» Task
Look at each line of the records and count those with "frac" in them. Please answer with the count alone.

» Task data
>>>>

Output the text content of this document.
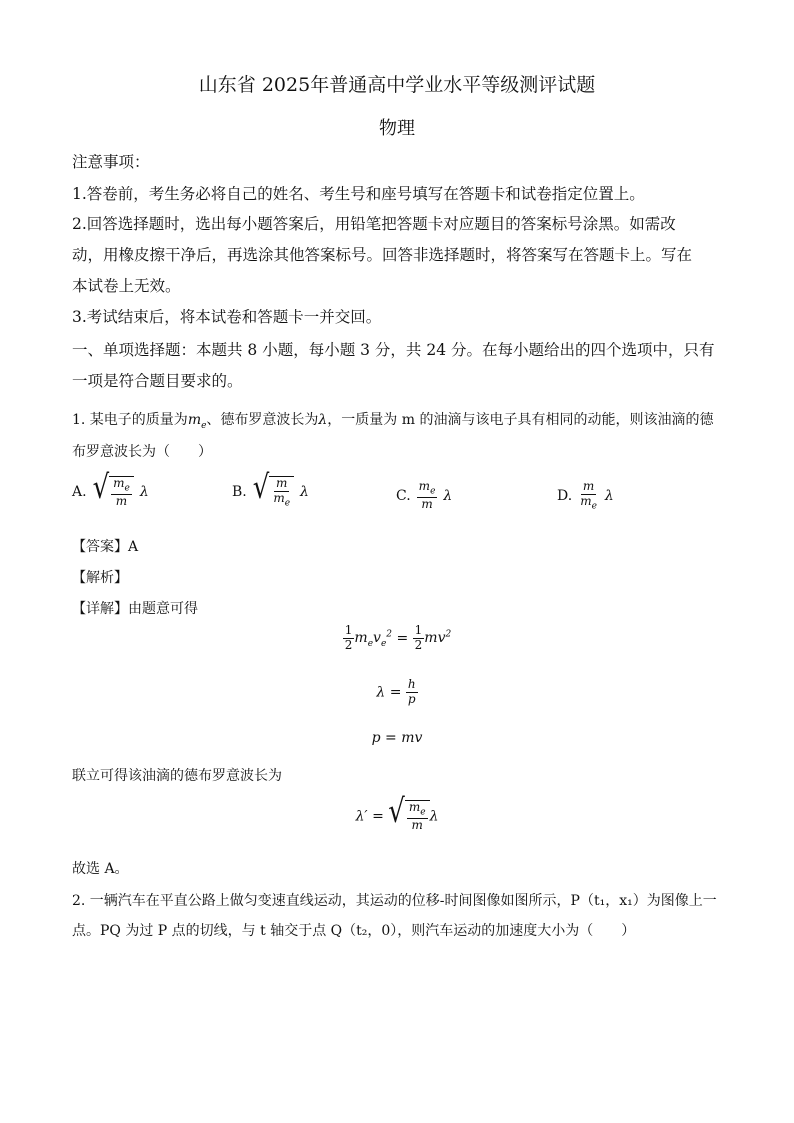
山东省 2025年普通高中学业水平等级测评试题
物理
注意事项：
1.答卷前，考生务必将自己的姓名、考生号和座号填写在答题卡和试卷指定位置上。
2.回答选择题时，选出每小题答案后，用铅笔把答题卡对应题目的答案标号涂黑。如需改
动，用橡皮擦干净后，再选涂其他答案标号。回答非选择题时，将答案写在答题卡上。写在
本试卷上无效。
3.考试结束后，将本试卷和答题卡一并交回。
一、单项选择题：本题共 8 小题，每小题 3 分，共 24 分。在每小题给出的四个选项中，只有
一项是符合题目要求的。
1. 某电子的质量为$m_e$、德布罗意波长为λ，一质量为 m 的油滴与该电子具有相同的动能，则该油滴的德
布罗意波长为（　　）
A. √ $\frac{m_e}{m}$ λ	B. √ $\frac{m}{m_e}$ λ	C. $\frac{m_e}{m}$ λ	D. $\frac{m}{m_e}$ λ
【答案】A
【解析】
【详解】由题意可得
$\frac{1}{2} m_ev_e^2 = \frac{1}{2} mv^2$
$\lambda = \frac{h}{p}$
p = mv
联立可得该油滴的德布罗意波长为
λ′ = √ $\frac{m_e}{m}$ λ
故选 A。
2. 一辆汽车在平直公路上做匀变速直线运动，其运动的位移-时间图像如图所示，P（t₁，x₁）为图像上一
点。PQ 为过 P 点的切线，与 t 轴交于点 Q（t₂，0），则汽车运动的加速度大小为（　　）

<<<<

» Output below
4